Comb through the entries for "Engineering" and pull out each line that holds it.
*** WORKING DATA ***
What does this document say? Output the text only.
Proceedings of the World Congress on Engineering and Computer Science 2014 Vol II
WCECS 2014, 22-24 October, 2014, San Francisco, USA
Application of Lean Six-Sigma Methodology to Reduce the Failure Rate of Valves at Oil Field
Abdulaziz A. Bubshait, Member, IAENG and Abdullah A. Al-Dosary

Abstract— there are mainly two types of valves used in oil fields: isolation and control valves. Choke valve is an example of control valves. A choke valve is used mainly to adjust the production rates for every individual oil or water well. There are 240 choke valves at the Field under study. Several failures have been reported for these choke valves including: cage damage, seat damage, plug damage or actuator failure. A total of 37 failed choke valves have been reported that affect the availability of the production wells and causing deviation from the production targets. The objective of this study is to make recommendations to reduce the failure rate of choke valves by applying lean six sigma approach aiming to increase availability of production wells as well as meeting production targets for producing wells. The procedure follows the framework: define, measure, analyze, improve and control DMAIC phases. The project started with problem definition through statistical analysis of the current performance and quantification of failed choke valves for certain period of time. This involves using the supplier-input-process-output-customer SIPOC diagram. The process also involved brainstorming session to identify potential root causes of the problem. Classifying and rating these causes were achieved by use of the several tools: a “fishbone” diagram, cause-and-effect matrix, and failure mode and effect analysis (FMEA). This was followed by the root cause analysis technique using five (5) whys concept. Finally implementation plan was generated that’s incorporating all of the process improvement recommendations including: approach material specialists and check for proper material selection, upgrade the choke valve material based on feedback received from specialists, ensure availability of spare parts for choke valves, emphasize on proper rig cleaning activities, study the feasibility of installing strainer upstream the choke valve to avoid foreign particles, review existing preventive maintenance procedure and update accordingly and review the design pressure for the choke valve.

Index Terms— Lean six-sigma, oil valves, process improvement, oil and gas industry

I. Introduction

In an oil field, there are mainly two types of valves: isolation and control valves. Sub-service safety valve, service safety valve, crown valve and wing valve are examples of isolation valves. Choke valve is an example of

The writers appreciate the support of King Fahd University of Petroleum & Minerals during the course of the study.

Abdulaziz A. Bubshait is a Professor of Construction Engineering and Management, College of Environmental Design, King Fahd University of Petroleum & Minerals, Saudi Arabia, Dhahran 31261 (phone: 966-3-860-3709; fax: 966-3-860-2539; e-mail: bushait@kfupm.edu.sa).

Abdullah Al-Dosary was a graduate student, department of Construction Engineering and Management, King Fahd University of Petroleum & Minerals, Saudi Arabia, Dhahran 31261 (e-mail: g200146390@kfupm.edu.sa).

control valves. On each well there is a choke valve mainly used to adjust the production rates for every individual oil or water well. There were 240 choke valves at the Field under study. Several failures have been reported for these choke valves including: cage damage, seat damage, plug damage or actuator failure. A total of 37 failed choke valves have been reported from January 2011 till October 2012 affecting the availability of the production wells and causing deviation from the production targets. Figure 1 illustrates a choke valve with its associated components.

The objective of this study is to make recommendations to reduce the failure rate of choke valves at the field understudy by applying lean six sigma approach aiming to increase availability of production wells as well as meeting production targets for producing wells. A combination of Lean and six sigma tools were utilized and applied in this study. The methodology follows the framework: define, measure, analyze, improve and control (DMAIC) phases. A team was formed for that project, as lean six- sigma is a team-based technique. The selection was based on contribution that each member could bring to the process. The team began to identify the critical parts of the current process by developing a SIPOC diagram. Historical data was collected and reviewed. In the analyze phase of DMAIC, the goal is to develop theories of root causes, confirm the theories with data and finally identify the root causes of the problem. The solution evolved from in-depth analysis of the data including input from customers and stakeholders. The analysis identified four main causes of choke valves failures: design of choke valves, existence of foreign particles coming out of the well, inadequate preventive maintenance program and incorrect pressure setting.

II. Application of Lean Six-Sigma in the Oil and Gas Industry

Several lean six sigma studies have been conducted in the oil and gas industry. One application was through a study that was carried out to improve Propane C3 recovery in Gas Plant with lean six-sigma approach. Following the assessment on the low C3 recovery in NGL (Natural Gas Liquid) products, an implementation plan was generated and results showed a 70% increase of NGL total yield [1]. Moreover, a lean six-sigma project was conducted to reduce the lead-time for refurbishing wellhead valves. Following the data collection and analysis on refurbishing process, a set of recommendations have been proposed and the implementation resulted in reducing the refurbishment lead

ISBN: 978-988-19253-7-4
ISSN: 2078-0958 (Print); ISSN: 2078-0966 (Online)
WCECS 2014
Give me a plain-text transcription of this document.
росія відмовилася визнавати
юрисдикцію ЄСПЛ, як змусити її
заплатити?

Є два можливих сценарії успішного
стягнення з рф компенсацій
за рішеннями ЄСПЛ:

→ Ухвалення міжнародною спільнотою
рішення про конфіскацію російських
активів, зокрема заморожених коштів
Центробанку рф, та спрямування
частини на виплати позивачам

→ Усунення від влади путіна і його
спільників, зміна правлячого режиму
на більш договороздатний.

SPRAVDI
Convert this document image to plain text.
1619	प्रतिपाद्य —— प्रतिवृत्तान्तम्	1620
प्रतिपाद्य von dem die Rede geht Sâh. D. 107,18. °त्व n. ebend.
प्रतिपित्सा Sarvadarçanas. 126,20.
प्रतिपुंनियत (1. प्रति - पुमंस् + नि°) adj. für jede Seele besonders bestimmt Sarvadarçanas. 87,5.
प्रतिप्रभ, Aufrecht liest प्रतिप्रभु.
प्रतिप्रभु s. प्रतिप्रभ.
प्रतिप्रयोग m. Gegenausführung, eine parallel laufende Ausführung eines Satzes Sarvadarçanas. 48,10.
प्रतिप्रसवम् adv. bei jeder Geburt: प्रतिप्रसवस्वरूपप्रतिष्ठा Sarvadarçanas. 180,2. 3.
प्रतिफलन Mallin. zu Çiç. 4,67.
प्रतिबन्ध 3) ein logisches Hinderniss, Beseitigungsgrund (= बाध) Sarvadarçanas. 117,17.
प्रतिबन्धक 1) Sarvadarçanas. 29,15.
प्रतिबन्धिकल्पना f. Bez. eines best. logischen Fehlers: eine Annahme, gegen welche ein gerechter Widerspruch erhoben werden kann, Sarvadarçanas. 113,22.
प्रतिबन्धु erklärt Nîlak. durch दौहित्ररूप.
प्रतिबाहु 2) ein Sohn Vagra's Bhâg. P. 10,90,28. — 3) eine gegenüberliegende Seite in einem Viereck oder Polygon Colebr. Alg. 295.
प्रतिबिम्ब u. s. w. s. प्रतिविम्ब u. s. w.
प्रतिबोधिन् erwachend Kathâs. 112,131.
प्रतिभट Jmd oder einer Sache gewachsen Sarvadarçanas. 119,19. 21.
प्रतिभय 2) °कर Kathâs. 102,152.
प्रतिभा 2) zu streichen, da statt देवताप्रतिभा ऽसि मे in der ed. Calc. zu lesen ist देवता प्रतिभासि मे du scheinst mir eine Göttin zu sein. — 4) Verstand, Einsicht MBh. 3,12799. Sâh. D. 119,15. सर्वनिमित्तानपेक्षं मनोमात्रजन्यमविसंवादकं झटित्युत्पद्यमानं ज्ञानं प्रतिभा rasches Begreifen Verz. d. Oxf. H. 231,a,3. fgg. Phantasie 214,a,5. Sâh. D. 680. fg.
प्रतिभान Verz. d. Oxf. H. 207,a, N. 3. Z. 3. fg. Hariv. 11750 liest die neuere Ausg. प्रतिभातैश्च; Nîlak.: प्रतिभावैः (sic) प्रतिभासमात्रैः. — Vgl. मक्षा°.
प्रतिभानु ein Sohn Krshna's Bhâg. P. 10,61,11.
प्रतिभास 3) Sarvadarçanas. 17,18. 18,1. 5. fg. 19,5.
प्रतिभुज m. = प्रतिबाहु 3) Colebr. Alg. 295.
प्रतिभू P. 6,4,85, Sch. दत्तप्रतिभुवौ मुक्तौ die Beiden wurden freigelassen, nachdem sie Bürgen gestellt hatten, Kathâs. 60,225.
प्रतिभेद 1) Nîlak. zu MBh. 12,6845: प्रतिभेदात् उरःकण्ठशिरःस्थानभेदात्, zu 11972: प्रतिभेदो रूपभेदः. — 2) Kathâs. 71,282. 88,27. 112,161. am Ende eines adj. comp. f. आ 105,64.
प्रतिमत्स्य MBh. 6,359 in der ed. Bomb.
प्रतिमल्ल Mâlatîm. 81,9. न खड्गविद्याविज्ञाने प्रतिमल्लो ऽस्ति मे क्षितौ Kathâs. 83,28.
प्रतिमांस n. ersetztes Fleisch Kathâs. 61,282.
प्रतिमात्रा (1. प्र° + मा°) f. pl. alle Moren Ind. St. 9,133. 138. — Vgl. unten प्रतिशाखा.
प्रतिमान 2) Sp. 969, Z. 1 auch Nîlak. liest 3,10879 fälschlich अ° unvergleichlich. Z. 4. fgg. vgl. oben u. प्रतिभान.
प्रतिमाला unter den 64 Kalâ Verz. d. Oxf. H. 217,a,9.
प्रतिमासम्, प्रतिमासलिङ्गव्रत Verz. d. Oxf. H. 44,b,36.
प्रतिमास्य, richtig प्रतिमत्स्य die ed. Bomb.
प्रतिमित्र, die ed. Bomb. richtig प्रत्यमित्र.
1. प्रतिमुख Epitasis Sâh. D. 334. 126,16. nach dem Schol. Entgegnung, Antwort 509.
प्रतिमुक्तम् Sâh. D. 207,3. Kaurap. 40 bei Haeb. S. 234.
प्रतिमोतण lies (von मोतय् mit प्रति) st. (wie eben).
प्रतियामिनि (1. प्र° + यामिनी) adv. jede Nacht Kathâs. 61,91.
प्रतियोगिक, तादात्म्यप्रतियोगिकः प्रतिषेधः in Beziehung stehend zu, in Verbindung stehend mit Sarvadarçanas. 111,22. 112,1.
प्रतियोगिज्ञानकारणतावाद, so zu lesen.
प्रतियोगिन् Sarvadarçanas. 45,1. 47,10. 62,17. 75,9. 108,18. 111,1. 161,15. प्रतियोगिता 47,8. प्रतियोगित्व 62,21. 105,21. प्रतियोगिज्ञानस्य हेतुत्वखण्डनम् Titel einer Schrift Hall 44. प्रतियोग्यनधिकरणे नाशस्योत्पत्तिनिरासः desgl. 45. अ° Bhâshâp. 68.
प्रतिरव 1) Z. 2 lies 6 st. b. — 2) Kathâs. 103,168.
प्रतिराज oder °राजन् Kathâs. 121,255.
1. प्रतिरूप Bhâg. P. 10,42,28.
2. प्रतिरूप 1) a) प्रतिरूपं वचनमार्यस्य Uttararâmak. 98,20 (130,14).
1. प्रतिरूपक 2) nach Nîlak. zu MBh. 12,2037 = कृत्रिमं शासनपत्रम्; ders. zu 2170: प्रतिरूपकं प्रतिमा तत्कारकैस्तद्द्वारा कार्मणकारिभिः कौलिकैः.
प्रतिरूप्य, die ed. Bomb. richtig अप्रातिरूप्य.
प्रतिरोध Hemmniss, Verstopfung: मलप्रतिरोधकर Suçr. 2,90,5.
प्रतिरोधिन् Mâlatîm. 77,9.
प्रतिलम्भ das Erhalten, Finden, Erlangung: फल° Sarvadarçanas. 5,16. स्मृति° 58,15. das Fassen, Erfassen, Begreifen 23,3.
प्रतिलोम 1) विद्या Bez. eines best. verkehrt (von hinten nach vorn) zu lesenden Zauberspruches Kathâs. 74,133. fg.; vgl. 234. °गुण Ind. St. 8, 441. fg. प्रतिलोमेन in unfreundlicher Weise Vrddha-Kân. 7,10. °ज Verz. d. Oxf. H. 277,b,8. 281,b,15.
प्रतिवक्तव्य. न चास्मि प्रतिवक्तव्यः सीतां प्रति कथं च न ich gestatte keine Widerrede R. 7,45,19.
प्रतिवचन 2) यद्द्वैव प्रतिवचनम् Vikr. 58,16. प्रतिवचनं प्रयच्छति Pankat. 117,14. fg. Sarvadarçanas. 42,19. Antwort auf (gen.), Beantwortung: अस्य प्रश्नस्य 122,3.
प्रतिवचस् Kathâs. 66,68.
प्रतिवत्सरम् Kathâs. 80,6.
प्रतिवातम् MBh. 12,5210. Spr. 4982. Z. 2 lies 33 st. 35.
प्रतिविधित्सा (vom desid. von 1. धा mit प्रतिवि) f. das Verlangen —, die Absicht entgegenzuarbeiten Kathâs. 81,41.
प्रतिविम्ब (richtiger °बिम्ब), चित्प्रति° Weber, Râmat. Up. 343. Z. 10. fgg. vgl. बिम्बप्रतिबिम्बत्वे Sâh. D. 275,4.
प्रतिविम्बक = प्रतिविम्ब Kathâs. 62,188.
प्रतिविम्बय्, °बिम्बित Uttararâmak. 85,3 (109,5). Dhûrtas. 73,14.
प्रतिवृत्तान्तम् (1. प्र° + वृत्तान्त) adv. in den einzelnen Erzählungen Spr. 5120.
***
-- OUTPUT --
Proceedings of the World Congress on Engineering and Computer Science 2014 Vol II
Abdulaziz A. Bubshait is a Professor of Construction Engineering and Management, College of Environmental Design, King Fahd University of Petroleum & Minerals, Saudi Arabia, Dhahran 31261 (phone: 966-3-860-3709; fax: 966-3-860-2539; e-mail: bushait@kfupm.edu.sa).
Abdullah Al-Dosary was a graduate student, department of Construction Engineering and Management, King Fahd University of Petroleum & Minerals, Saudi Arabia, Dhahran 31261 (e-mail: g200146390@kfupm.edu.sa).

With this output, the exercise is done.